• Aim
Here are some records; copy every line that holds the word "root".

Dataset items:

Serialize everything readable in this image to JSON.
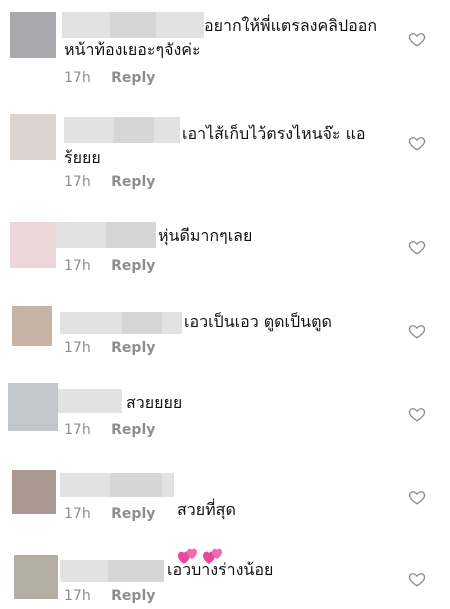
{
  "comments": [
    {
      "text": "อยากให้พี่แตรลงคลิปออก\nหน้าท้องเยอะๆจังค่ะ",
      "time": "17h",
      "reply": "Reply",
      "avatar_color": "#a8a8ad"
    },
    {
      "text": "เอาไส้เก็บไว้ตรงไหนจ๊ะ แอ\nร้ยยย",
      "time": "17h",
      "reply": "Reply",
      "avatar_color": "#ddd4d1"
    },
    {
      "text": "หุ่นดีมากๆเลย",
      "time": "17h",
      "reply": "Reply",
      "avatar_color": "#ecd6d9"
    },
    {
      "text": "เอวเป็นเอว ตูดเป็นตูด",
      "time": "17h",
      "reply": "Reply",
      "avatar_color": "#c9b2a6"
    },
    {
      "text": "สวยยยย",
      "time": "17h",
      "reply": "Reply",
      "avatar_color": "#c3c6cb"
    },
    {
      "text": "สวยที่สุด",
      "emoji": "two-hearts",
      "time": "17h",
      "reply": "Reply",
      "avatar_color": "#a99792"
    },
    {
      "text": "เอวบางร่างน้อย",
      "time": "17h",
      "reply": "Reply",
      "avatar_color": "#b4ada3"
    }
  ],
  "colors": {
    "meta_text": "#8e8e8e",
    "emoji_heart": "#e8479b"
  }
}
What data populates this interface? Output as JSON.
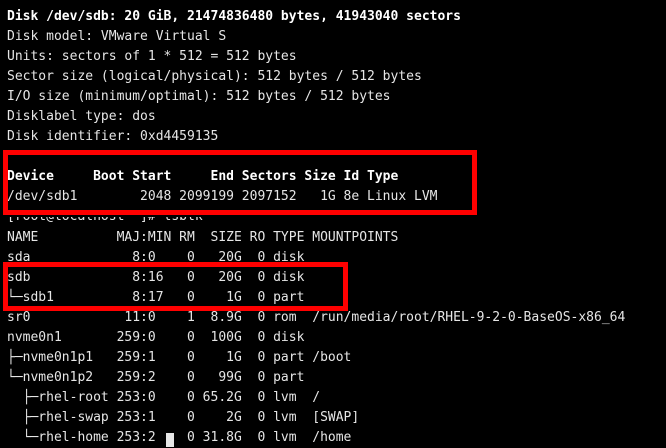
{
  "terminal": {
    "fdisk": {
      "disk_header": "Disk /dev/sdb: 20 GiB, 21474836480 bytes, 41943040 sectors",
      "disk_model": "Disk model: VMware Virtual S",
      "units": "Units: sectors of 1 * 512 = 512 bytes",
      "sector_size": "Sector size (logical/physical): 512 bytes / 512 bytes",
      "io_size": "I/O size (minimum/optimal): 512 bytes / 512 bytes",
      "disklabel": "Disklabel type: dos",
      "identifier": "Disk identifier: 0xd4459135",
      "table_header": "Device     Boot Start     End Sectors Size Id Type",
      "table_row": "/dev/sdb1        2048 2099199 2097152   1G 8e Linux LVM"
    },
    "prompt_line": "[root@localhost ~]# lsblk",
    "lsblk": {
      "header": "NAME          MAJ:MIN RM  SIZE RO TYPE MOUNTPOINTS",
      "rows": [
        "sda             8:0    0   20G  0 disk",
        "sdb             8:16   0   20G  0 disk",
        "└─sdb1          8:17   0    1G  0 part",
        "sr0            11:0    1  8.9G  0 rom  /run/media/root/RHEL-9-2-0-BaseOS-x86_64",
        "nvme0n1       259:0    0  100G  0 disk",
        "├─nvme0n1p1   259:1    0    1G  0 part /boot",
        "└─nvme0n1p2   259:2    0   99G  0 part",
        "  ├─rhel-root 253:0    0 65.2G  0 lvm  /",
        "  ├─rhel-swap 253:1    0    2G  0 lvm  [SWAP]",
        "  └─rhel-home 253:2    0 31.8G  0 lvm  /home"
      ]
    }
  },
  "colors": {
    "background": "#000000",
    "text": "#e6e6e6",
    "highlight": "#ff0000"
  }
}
---
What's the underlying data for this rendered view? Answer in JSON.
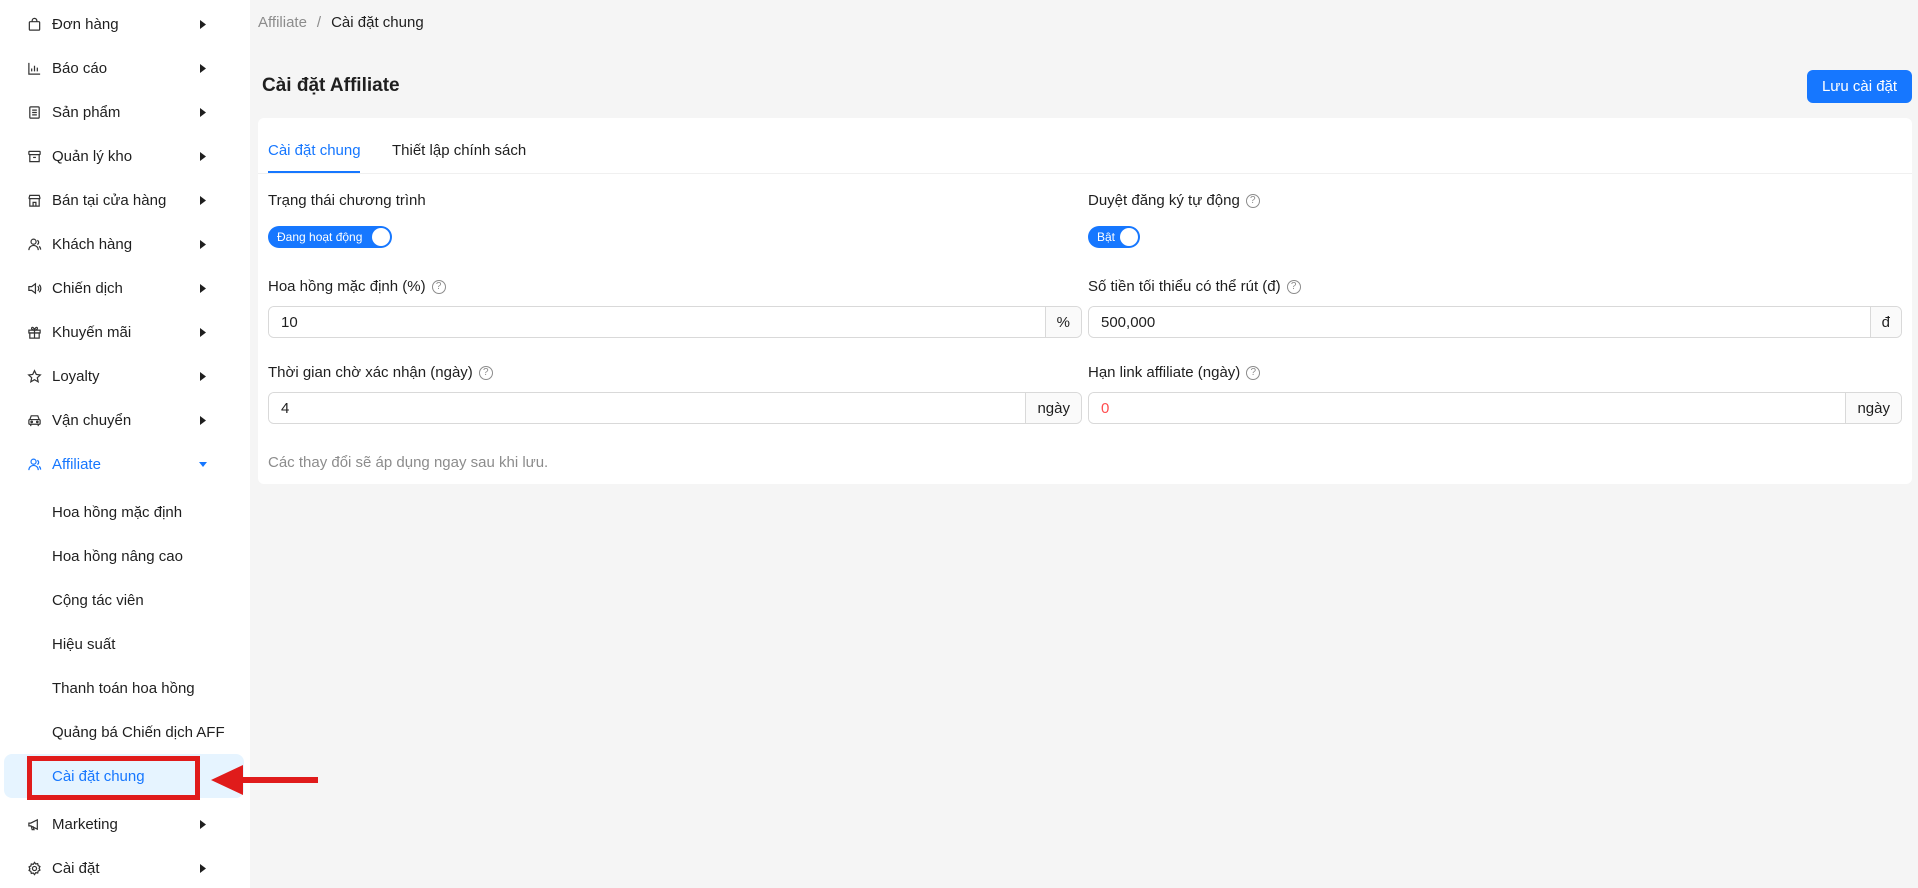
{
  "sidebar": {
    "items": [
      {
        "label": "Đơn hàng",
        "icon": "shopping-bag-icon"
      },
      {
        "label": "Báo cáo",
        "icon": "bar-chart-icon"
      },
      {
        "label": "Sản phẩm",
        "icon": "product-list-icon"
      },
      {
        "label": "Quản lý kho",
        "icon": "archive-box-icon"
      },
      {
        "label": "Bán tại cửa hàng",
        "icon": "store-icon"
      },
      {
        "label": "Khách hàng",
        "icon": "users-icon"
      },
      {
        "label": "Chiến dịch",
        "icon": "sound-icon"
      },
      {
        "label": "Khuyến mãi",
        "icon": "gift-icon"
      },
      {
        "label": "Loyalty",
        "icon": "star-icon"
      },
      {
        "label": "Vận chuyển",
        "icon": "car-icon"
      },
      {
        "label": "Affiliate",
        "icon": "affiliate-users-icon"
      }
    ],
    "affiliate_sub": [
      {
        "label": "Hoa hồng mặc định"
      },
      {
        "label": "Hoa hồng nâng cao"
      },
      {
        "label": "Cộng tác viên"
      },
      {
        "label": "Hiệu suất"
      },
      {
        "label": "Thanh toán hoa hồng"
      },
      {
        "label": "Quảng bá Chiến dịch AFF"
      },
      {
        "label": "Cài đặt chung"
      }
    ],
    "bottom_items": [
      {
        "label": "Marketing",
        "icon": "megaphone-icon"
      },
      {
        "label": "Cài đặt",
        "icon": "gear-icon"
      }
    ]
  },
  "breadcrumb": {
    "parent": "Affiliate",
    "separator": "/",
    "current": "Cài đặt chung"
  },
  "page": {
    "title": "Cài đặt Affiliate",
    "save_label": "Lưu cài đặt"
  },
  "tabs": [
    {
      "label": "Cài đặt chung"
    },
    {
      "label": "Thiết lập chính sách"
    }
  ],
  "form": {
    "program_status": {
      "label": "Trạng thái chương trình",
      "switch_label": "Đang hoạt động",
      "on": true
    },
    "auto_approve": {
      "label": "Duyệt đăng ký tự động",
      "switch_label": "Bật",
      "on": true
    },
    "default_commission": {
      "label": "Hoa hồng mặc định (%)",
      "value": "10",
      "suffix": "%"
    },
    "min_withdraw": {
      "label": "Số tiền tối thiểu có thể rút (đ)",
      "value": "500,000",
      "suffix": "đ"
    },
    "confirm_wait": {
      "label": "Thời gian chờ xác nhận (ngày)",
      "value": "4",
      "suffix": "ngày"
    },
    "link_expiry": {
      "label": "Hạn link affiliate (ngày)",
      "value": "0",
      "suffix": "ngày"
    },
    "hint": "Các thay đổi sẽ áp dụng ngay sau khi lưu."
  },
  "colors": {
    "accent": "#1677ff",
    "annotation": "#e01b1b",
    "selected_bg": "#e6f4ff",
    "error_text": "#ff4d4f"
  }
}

• Correct response
    "prompt_line": "[root@localhost ~]# lsblk",
        "sr0            11:0    1  8.9G  0 rom  /run/media/root/RHEL-9-2-0-BaseOS-x86_64",
        "  ├─rhel-root 253:0    0 65.2G  0 lvm  /",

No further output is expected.